#### AIM OF THE EXERCISE
Examine the material below. Gather every line in which the string "icon" appears.

Data records:

※

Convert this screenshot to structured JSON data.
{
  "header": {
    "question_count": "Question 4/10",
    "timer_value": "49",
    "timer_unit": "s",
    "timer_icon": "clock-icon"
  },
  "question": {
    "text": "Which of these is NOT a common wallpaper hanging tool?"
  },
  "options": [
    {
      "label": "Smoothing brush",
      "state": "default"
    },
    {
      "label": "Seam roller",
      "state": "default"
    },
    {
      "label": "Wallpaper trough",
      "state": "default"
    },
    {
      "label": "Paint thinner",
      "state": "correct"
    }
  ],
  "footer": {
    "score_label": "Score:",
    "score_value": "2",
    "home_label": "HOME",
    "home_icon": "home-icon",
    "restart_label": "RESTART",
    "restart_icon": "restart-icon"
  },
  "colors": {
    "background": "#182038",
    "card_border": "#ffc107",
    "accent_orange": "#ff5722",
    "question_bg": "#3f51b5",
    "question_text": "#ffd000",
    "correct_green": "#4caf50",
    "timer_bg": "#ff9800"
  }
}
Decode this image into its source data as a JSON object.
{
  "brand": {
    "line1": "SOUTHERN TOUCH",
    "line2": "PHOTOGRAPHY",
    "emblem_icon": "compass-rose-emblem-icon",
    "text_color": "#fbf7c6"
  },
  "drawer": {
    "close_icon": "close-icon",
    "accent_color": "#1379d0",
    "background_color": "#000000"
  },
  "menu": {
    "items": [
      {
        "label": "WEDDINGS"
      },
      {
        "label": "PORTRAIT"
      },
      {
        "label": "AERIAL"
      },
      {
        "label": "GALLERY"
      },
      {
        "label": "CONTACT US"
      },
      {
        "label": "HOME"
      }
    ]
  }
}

※

#### TASK RESULT
    "timer_icon": "clock-icon"
    "home_icon": "home-icon",
    "restart_icon": "restart-icon"
    "emblem_icon": "compass-rose-emblem-icon",
    "close_icon": "close-icon",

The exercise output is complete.